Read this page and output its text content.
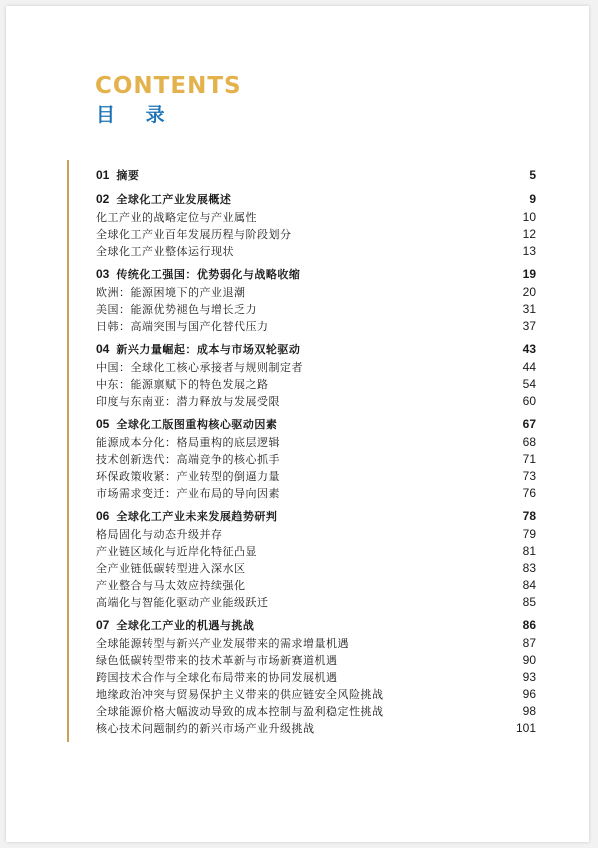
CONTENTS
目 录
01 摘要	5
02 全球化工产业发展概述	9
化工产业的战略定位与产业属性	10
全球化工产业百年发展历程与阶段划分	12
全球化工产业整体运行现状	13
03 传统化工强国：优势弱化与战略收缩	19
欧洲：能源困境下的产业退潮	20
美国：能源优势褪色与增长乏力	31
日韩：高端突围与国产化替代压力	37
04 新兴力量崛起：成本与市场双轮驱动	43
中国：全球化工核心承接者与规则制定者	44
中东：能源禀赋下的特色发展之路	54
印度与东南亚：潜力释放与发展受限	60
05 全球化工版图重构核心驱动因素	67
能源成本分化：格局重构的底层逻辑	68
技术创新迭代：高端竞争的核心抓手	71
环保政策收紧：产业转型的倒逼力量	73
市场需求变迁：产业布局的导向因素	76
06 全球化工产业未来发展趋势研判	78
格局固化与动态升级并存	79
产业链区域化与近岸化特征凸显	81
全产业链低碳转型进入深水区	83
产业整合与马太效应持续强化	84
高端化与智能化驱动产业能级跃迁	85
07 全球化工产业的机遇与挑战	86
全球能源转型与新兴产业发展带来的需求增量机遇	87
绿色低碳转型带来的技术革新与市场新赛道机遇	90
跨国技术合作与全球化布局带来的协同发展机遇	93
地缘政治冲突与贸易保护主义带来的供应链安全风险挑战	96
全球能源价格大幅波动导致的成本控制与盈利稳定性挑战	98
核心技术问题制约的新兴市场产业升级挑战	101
######
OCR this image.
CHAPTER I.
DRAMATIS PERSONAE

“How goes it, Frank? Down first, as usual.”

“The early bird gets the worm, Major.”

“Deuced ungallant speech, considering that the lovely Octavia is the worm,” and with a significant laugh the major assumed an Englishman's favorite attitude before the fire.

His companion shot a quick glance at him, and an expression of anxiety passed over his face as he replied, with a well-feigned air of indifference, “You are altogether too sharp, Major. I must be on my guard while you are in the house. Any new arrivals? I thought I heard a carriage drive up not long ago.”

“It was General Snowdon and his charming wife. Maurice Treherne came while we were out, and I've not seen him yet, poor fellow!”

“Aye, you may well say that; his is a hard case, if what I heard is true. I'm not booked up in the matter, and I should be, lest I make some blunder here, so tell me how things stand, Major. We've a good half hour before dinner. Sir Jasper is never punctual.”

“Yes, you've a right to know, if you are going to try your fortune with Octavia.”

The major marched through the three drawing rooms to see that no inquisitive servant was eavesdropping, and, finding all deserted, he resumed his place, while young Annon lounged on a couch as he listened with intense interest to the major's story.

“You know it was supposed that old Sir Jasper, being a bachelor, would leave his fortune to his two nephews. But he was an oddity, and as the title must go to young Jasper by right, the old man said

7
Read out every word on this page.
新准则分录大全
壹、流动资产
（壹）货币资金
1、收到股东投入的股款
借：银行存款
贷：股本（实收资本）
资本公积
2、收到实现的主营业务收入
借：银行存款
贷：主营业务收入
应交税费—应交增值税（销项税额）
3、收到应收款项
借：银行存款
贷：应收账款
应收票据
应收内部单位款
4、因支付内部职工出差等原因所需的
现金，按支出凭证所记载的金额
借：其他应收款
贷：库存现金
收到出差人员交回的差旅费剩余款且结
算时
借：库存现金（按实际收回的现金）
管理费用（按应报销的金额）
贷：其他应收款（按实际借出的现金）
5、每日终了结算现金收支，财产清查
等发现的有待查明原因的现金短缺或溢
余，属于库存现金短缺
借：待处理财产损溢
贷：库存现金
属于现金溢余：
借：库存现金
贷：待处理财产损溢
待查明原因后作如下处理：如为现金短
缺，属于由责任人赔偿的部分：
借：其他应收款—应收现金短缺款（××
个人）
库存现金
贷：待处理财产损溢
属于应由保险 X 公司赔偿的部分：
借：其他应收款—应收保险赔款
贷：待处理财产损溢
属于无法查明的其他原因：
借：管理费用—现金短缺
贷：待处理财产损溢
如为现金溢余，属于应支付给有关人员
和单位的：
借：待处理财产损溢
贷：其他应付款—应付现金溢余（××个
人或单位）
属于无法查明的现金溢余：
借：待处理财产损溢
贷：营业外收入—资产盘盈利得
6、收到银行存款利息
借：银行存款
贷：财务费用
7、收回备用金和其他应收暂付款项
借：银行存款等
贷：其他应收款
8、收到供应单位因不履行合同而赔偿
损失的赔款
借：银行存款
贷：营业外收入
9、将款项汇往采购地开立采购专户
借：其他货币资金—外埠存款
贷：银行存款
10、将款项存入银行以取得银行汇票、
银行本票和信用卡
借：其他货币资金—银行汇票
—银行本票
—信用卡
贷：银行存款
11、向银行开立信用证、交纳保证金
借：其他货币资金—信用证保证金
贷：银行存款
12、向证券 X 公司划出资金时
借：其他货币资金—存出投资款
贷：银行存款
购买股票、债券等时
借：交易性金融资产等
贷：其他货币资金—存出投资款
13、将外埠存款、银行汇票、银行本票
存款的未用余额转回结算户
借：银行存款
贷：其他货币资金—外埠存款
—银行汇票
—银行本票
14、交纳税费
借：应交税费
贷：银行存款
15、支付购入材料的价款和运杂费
######
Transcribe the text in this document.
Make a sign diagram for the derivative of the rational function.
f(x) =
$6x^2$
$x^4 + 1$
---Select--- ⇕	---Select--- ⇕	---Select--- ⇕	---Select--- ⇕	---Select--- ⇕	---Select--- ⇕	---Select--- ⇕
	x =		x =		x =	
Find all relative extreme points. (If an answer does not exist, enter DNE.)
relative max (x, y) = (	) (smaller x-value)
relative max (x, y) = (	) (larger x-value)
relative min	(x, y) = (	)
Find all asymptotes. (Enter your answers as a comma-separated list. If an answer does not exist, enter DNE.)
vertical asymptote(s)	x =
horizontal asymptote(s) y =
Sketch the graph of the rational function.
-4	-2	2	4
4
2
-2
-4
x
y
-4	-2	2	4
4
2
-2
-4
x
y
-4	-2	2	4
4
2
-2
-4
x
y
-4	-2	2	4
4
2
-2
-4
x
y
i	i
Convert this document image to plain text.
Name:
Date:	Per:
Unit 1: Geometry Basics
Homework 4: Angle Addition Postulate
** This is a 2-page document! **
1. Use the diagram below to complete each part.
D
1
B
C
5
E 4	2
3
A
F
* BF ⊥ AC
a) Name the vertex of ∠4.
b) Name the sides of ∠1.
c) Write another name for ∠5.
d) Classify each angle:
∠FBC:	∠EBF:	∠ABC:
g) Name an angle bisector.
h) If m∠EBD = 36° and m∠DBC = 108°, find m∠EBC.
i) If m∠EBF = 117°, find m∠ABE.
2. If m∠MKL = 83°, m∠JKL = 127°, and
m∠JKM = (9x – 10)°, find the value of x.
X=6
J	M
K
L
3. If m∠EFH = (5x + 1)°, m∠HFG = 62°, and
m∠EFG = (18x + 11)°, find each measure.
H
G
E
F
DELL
######
TO DO →
Your answer should be a single number: how many lines in the data above include "relative"?

COMPLETE OUTPUT →
4